#### Dataset entries

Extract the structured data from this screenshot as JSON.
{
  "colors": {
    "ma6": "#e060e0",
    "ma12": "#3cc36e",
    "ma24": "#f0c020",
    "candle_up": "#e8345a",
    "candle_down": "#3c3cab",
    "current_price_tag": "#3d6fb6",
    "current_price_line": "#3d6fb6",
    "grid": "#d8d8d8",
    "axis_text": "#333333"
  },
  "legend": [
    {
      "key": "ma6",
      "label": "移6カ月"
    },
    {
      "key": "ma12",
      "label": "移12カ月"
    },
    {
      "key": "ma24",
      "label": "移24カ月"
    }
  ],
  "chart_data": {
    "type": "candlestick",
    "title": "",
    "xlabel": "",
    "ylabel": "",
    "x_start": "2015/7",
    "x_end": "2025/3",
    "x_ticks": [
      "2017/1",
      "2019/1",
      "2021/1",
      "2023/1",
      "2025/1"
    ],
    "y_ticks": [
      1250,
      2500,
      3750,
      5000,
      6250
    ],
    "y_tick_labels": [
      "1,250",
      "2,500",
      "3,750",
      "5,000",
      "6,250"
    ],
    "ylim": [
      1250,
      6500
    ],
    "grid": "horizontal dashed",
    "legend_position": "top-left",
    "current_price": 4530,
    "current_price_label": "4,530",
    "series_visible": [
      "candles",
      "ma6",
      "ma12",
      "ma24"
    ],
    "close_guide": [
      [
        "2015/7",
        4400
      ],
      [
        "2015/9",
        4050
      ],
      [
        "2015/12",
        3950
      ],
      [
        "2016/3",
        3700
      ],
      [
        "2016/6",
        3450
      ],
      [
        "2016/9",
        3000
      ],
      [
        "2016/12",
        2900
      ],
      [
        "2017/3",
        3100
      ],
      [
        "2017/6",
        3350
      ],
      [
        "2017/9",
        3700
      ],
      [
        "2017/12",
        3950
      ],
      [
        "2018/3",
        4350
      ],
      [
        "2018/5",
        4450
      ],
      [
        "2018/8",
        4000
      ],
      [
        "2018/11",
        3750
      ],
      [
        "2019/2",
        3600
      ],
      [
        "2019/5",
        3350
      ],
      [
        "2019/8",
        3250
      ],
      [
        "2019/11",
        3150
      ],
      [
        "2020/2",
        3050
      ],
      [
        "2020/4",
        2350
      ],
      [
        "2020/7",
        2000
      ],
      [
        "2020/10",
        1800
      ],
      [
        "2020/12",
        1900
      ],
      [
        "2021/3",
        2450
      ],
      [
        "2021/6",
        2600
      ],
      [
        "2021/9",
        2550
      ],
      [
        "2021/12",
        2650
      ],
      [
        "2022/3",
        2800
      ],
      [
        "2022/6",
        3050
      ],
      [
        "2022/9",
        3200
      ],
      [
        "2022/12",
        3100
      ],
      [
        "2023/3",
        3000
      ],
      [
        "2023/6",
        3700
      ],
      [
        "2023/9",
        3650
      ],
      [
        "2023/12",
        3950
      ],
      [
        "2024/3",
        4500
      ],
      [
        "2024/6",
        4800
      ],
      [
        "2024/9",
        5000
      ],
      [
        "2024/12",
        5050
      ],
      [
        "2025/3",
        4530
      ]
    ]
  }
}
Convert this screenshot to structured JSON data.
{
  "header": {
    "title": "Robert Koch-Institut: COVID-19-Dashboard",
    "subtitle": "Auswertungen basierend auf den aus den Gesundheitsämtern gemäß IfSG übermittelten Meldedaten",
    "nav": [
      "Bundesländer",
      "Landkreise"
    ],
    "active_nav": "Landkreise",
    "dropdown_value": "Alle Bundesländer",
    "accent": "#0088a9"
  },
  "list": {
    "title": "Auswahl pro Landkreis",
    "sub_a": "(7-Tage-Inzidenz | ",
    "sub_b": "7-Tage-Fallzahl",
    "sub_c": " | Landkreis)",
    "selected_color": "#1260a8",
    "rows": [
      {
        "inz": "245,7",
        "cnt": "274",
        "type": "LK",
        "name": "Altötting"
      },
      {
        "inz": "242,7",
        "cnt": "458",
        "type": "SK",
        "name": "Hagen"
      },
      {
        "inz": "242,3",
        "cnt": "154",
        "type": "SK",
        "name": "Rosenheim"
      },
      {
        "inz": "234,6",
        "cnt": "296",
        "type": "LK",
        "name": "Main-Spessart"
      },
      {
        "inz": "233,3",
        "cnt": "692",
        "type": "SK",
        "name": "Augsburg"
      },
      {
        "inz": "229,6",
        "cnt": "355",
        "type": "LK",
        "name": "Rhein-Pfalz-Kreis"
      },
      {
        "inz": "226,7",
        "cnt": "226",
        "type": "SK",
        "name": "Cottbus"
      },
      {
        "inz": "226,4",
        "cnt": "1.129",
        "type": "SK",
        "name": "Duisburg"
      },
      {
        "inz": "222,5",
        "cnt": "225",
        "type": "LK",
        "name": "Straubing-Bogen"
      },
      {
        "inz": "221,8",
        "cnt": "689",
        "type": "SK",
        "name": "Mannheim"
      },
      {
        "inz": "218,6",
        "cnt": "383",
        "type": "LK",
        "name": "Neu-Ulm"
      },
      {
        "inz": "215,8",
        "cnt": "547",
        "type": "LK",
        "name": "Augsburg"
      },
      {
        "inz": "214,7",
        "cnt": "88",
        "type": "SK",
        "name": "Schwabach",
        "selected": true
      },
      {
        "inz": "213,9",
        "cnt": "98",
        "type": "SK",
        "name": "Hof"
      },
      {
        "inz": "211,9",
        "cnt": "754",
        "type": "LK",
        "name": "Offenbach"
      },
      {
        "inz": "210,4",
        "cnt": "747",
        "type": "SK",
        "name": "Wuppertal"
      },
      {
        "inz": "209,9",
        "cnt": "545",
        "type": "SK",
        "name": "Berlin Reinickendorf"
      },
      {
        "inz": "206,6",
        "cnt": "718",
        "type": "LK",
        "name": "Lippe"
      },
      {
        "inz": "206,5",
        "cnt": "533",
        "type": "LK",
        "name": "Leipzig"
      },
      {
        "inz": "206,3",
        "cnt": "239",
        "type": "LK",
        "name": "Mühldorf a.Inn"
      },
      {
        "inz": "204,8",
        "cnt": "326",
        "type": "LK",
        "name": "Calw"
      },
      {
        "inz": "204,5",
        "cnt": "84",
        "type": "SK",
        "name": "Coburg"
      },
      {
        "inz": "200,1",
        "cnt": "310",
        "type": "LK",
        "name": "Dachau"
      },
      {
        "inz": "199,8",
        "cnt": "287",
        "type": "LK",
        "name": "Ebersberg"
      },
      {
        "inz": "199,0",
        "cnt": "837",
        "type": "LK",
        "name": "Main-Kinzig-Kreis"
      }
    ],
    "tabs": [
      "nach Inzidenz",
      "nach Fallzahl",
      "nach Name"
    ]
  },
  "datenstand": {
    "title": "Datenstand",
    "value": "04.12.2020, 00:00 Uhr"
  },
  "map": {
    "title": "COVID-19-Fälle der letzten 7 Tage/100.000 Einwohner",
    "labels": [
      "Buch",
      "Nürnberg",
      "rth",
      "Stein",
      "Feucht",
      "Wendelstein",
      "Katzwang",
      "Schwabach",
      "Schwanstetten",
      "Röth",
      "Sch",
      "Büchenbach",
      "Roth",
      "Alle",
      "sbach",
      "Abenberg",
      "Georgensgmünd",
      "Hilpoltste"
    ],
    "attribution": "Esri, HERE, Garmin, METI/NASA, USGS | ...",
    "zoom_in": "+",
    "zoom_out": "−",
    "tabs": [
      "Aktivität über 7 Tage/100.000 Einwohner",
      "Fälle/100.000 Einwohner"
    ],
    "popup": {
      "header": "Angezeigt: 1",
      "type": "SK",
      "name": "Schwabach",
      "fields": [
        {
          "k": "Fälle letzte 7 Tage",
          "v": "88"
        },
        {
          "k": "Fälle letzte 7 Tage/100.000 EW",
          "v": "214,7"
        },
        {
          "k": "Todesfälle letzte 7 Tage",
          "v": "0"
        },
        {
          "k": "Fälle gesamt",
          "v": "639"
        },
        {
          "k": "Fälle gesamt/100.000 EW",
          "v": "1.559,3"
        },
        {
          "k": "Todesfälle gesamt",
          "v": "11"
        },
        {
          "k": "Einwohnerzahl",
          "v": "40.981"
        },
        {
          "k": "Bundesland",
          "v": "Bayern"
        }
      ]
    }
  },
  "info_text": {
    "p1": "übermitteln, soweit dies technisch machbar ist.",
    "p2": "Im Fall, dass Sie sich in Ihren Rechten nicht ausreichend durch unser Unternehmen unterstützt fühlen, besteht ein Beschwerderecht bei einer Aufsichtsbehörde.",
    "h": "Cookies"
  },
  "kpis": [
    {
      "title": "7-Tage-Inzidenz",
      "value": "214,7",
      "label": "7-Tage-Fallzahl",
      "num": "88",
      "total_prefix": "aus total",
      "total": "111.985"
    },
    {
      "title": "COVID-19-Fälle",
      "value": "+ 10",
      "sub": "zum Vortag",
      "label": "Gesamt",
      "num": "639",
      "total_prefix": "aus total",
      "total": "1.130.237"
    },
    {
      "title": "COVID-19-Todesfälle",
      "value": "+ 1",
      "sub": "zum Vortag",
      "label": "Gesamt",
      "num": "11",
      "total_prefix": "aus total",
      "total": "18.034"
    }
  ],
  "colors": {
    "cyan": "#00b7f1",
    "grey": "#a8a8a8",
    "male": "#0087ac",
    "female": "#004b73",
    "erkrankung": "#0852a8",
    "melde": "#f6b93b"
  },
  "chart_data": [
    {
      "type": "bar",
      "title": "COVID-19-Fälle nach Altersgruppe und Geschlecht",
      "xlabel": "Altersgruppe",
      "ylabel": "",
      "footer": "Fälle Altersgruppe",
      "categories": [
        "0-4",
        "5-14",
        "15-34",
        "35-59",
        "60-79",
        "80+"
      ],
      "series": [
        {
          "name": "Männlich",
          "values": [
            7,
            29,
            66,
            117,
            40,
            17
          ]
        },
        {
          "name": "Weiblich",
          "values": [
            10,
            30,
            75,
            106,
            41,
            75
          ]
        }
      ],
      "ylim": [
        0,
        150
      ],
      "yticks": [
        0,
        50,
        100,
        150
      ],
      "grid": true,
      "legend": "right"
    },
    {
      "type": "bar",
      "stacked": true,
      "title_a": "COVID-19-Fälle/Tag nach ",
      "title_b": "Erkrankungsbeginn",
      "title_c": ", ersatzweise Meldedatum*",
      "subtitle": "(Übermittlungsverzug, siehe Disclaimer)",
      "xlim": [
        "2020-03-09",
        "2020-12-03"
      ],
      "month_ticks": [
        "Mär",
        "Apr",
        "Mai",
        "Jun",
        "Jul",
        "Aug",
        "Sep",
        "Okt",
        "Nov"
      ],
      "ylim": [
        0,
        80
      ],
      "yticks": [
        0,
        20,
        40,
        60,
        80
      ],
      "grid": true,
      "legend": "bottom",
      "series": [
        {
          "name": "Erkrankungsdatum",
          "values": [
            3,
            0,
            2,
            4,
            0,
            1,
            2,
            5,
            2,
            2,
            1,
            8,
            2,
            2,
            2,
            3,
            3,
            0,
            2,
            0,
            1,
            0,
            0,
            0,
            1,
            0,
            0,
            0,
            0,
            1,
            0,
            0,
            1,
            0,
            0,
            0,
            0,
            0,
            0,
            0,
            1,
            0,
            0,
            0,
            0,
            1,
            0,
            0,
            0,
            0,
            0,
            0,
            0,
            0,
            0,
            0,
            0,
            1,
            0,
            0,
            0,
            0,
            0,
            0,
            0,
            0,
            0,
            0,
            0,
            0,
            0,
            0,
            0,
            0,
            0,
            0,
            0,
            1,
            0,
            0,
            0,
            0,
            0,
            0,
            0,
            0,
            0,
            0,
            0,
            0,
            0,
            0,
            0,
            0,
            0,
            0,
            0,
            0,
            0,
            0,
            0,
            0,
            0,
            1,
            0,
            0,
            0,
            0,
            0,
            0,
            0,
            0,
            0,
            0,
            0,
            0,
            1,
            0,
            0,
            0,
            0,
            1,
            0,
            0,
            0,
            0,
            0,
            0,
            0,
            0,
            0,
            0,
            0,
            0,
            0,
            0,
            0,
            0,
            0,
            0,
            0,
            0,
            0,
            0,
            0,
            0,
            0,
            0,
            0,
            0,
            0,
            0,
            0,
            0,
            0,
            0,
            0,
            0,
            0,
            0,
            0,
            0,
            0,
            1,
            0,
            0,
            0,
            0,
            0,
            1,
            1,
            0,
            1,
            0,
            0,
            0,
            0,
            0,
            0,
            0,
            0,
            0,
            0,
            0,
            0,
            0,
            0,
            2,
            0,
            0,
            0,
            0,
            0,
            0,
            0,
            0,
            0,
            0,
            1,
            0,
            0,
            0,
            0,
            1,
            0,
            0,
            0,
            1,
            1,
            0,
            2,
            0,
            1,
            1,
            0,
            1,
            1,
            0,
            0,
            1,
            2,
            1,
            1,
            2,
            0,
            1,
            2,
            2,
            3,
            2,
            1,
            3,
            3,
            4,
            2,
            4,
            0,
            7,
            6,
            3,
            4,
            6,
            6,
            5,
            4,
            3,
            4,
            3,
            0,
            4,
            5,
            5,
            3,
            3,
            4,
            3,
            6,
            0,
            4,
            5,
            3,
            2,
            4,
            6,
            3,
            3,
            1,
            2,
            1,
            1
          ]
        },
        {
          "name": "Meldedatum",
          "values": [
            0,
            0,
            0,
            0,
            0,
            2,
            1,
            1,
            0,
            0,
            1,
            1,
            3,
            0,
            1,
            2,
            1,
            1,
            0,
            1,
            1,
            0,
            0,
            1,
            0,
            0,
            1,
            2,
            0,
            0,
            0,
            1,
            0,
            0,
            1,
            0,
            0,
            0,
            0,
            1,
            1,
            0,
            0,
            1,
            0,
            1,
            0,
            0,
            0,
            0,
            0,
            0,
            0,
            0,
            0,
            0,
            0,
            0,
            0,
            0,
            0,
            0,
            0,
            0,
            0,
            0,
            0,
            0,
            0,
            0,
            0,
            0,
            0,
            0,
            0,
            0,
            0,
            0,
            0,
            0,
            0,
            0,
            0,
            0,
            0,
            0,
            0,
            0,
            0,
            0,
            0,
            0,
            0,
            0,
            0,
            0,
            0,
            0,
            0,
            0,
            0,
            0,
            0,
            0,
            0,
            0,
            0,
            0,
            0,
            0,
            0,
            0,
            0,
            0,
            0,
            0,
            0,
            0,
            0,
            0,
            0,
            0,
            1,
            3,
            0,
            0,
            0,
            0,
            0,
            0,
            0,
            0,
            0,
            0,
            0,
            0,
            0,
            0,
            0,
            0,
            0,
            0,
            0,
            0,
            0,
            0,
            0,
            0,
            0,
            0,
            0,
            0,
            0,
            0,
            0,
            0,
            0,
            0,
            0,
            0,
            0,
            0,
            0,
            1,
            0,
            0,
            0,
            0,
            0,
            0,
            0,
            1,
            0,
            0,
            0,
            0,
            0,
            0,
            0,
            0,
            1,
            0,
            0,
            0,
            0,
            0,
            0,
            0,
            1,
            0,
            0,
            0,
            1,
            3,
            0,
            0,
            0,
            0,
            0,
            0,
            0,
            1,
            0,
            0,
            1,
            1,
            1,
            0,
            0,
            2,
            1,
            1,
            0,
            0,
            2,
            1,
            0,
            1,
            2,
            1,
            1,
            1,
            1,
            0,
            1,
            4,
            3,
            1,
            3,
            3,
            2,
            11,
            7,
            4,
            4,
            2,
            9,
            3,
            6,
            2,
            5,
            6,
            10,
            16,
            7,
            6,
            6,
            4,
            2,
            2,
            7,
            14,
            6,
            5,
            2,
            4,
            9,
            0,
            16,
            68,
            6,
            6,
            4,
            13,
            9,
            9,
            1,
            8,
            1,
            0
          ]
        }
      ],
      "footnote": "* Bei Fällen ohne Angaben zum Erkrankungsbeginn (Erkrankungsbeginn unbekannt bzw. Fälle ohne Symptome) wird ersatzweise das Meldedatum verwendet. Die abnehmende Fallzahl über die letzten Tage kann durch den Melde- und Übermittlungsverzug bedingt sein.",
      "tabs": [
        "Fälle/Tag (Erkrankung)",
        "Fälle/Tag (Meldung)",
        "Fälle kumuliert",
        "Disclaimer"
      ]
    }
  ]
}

########

• Your task:
Go through the lines above. Select every one that has the string "Erkrankungsbeginn".

• Finished answer:
      "title_b": "Erkrankungsbeginn",
      "footnote": "* Bei Fällen ohne Angaben zum Erkrankungsbeginn (Erkrankungsbeginn unbekannt bzw. Fälle ohne Symptome) wird ersatzweise das Meldedatum verwendet. Die abnehmende Fallzahl über die letzten Tage kann durch den Melde- und Übermittlungsverzug bedingt sein.",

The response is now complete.